==== Data for this task

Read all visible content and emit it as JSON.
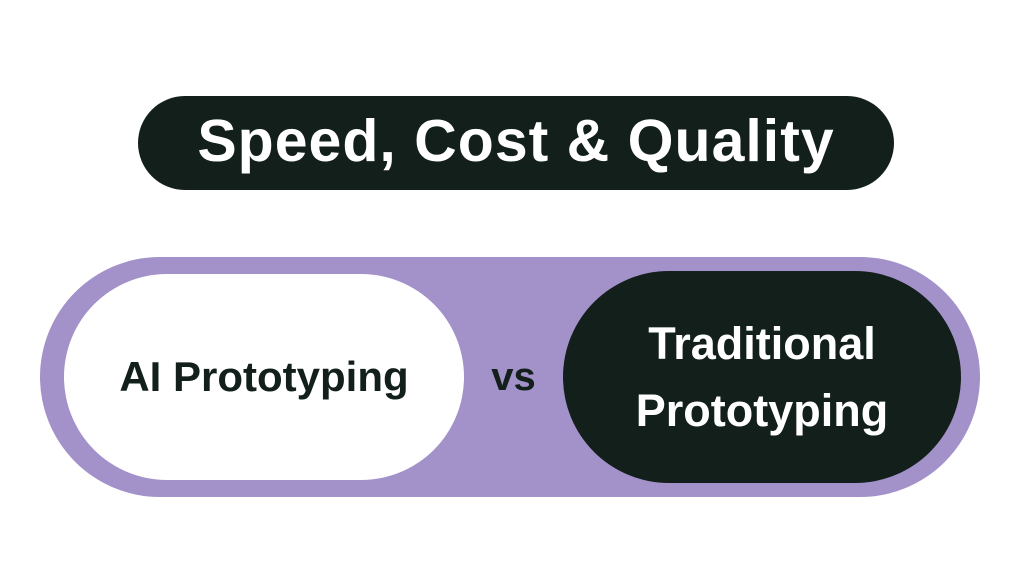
{
  "title": {
    "text": "Speed, Cost & Quality"
  },
  "comparison": {
    "left_label": "AI Prototyping",
    "vs_label": "vs",
    "right_label_line1": "Traditional",
    "right_label_line2": "Prototyping"
  },
  "colors": {
    "dark": "#121f1a",
    "purple": "#a391c9",
    "white": "#ffffff",
    "background": "#ffffff"
  }
}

========

_Instructions for the task:_ In the records above, locate each line with the word "Prototyping". Copy all such lines.

_Answer to this problem:_
    "left_label": "AI Prototyping",
    "right_label_line2": "Prototyping"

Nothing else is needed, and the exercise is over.